■ TASK INSTRUCTIONS:
Please reproduce the listing, substituting "value-label" for every "data-label" and leaving everything else unchanged.

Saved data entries
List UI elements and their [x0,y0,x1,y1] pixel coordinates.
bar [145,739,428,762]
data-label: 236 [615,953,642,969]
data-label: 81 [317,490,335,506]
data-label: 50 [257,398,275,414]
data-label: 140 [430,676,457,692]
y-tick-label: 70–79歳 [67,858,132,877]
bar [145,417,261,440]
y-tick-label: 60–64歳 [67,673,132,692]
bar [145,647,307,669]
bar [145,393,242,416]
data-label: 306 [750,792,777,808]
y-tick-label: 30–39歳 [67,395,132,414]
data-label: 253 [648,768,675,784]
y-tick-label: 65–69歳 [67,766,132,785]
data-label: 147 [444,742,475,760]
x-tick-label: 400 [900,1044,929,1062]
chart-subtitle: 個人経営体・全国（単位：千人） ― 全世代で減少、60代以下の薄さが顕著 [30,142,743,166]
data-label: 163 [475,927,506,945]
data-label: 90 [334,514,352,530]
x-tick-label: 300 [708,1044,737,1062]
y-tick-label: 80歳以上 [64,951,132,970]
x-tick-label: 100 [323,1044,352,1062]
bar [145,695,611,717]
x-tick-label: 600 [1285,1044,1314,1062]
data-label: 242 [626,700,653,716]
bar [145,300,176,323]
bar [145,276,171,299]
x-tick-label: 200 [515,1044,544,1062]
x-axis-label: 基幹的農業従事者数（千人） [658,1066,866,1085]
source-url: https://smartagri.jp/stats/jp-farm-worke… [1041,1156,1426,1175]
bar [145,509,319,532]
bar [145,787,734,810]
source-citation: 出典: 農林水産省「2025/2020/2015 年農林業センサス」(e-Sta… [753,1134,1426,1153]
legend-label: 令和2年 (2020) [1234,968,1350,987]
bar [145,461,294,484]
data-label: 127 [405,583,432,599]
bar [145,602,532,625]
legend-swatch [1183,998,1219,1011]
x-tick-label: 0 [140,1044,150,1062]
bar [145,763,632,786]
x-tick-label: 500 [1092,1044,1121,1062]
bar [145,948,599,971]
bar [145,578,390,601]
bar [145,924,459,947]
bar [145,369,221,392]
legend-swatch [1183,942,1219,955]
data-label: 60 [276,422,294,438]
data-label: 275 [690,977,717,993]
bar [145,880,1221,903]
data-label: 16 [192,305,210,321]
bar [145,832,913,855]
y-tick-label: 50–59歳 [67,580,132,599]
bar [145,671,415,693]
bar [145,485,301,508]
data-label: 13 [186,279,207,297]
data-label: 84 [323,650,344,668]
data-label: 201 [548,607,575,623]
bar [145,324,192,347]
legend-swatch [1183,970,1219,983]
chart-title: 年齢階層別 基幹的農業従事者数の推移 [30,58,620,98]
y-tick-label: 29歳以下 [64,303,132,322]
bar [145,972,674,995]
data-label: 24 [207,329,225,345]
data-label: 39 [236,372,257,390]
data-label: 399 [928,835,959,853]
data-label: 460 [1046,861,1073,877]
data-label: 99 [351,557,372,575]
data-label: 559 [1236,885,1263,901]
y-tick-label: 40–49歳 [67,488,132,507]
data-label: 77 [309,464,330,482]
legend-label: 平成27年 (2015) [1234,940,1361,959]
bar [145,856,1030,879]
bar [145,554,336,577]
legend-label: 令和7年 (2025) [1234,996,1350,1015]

■ SOLUTION:
List UI elements and their [x0,y0,x1,y1] pixel coordinates.
bar [145,739,428,762]
value-label: 236 [615,953,642,969]
value-label: 81 [317,490,335,506]
value-label: 50 [257,398,275,414]
value-label: 140 [430,676,457,692]
y-tick-label: 70–79歳 [67,858,132,877]
bar [145,417,261,440]
y-tick-label: 60–64歳 [67,673,132,692]
bar [145,647,307,669]
bar [145,393,242,416]
value-label: 306 [750,792,777,808]
y-tick-label: 30–39歳 [67,395,132,414]
value-label: 253 [648,768,675,784]
y-tick-label: 65–69歳 [67,766,132,785]
value-label: 147 [444,742,475,760]
x-tick-label: 400 [900,1044,929,1062]
chart-subtitle: 個人経営体・全国（単位：千人） ― 全世代で減少、60代以下の薄さが顕著 [30,142,743,166]
value-label: 163 [475,927,506,945]
value-label: 90 [334,514,352,530]
x-tick-label: 300 [708,1044,737,1062]
y-tick-label: 80歳以上 [64,951,132,970]
x-tick-label: 100 [323,1044,352,1062]
bar [145,695,611,717]
x-tick-label: 600 [1285,1044,1314,1062]
value-label: 242 [626,700,653,716]
bar [145,300,176,323]
bar [145,276,171,299]
x-tick-label: 200 [515,1044,544,1062]
x-axis-label: 基幹的農業従事者数（千人） [658,1066,866,1085]
source-url: https://smartagri.jp/stats/jp-farm-worke… [1041,1156,1426,1175]
bar [145,509,319,532]
bar [145,787,734,810]
source-citation: 出典: 農林水産省「2025/2020/2015 年農林業センサス」(e-Sta… [753,1134,1426,1153]
legend-label: 令和2年 (2020) [1234,968,1350,987]
bar [145,461,294,484]
value-label: 127 [405,583,432,599]
bar [145,602,532,625]
legend-swatch [1183,998,1219,1011]
x-tick-label: 0 [140,1044,150,1062]
bar [145,763,632,786]
x-tick-label: 500 [1092,1044,1121,1062]
bar [145,948,599,971]
bar [145,578,390,601]
bar [145,924,459,947]
bar [145,369,221,392]
legend-swatch [1183,942,1219,955]
value-label: 60 [276,422,294,438]
value-label: 275 [690,977,717,993]
bar [145,880,1221,903]
value-label: 16 [192,305,210,321]
bar [145,832,913,855]
y-tick-label: 50–59歳 [67,580,132,599]
bar [145,671,415,693]
bar [145,485,301,508]
value-label: 13 [186,279,207,297]
value-label: 84 [323,650,344,668]
value-label: 201 [548,607,575,623]
bar [145,324,192,347]
legend-swatch [1183,970,1219,983]
chart-title: 年齢階層別 基幹的農業従事者数の推移 [30,58,620,98]
y-tick-label: 29歳以下 [64,303,132,322]
bar [145,972,674,995]
value-label: 24 [207,329,225,345]
value-label: 39 [236,372,257,390]
value-label: 399 [928,835,959,853]
value-label: 460 [1046,861,1073,877]
value-label: 99 [351,557,372,575]
value-label: 559 [1236,885,1263,901]
y-tick-label: 40–49歳 [67,488,132,507]
value-label: 77 [309,464,330,482]
legend-label: 平成27年 (2015) [1234,940,1361,959]
bar [145,856,1030,879]
bar [145,554,336,577]
legend-label: 令和7年 (2025) [1234,996,1350,1015]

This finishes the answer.